═════ Provided records ═════
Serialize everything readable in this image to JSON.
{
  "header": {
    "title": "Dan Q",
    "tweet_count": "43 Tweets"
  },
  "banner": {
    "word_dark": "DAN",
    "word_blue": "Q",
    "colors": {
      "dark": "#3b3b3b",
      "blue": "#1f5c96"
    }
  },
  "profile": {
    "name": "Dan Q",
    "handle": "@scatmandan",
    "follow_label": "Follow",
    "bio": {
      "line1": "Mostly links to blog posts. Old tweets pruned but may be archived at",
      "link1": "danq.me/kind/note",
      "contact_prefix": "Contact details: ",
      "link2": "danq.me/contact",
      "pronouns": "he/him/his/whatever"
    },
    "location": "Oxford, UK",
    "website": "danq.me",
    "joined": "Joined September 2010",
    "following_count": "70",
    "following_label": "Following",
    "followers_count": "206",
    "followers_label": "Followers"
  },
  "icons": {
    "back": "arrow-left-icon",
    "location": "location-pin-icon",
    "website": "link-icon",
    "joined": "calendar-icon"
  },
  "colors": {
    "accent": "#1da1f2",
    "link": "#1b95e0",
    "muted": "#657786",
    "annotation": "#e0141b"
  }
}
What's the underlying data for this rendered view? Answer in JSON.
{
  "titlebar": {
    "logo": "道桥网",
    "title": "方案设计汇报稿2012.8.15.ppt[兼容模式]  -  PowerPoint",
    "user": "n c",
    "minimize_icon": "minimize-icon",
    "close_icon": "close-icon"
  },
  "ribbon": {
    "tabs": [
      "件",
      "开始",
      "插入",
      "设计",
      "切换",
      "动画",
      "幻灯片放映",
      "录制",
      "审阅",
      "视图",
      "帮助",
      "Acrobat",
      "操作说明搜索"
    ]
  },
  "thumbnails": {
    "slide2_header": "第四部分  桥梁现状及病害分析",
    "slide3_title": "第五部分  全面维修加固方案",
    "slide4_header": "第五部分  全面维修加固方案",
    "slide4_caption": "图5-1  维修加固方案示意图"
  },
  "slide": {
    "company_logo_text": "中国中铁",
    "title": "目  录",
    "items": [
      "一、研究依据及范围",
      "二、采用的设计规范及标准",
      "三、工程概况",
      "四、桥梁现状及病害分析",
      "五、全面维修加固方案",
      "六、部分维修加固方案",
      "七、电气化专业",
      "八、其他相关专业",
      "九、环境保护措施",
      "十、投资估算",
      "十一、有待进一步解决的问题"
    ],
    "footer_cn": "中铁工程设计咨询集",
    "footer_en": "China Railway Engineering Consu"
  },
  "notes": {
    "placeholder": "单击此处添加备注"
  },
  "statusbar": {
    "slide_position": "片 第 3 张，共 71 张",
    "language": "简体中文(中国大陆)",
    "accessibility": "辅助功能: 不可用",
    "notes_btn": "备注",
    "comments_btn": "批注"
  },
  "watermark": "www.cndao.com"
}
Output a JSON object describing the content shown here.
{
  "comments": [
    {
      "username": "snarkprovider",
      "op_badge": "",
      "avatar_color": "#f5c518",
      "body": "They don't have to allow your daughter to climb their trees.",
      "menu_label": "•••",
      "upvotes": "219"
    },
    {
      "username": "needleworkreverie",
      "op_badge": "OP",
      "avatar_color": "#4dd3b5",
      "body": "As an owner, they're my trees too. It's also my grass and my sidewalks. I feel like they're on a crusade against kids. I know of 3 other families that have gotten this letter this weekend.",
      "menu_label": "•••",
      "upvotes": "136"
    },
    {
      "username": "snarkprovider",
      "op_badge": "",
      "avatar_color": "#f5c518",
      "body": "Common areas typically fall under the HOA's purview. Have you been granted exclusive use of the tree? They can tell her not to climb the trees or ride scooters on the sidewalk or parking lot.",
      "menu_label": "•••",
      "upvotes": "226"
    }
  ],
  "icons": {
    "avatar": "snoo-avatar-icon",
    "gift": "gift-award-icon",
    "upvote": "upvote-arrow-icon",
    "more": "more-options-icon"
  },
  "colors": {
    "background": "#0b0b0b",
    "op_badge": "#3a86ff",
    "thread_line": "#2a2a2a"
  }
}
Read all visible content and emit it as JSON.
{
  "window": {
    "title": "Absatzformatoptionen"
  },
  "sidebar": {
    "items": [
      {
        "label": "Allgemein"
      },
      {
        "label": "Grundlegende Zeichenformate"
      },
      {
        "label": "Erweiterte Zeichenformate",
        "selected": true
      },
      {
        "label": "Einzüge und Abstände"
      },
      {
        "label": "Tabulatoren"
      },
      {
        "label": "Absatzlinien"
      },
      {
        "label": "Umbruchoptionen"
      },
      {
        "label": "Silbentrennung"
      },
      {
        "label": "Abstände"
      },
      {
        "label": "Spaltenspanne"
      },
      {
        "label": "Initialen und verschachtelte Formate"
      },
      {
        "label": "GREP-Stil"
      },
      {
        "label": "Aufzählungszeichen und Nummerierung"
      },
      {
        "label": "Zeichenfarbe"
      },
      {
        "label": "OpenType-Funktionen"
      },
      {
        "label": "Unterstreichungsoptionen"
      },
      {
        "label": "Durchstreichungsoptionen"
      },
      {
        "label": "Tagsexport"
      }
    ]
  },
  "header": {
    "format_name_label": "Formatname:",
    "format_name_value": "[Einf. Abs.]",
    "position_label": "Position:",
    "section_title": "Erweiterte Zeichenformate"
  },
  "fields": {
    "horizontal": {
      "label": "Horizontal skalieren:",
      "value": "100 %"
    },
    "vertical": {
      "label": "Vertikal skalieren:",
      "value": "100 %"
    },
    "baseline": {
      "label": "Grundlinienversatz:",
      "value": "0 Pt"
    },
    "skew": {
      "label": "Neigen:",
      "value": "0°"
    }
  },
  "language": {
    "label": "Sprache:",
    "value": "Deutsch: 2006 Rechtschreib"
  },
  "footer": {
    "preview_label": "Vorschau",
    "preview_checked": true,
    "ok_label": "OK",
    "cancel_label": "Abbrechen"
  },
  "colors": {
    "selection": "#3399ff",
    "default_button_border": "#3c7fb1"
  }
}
═════
═════ Provided records ═════
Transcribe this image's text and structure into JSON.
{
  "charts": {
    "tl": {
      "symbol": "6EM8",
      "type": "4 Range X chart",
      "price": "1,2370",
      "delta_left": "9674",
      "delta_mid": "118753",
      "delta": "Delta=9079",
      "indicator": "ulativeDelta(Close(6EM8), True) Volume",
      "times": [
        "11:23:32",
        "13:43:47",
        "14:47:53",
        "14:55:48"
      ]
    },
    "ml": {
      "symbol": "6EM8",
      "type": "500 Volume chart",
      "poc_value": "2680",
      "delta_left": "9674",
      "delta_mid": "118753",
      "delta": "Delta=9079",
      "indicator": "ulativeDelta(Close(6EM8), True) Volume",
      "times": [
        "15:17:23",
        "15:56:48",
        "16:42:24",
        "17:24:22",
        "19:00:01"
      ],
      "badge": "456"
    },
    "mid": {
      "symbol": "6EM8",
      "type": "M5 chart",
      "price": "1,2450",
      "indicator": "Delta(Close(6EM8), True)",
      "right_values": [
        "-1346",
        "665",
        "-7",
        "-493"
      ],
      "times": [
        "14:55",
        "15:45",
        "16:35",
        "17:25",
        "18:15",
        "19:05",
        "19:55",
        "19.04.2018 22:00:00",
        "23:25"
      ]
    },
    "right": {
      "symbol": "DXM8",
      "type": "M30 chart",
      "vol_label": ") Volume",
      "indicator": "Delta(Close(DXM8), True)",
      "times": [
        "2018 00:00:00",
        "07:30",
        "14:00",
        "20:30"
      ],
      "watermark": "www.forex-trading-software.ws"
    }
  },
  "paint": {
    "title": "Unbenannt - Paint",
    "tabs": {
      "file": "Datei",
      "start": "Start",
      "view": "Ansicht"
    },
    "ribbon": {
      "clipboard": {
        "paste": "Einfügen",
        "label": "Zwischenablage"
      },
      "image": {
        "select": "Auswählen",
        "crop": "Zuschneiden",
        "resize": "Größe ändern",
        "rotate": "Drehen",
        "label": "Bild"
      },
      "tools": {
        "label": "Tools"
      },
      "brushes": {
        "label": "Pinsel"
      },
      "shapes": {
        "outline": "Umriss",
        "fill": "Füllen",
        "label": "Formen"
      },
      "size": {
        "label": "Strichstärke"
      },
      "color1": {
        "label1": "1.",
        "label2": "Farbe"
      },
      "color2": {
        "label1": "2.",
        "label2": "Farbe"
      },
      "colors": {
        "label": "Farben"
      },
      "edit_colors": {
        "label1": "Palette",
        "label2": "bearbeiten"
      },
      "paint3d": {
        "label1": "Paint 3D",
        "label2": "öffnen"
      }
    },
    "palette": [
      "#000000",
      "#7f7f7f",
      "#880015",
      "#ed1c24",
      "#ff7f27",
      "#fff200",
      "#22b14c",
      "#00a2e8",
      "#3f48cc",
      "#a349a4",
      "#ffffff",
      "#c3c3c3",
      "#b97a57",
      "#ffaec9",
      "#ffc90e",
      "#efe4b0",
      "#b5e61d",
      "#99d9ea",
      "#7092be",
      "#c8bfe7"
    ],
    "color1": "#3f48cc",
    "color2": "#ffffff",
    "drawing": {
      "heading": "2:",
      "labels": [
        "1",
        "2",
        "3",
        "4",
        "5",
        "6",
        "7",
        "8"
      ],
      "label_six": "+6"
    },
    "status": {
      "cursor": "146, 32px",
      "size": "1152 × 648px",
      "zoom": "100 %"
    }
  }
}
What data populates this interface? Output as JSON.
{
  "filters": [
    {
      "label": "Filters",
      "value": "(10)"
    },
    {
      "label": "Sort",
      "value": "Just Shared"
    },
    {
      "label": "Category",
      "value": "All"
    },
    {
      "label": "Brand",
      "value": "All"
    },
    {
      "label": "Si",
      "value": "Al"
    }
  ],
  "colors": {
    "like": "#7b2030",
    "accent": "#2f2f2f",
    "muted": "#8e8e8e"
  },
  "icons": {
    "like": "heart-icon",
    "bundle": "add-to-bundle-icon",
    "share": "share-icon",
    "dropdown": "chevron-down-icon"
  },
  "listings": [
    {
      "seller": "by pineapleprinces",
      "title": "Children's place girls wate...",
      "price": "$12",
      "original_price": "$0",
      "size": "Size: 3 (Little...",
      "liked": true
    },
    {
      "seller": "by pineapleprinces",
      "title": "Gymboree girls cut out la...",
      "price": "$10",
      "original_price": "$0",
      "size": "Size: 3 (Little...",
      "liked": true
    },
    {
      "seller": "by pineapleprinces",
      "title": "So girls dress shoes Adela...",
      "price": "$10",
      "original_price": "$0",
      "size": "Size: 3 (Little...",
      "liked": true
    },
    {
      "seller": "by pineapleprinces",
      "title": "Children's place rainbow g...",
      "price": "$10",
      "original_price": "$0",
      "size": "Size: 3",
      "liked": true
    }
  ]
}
═════
▶ **What is expected**
From the entries above, copy every line where the word "JSON" shows up.

▶ **Exercise solution**
Serialize everything readable in this image to JSON.
What's the underlying data for this rendered view? Answer in JSON.
Output a JSON object describing the content shown here.
Read all visible content and emit it as JSON.
Transcribe this image's text and structure into JSON.
What data populates this interface? Output as JSON.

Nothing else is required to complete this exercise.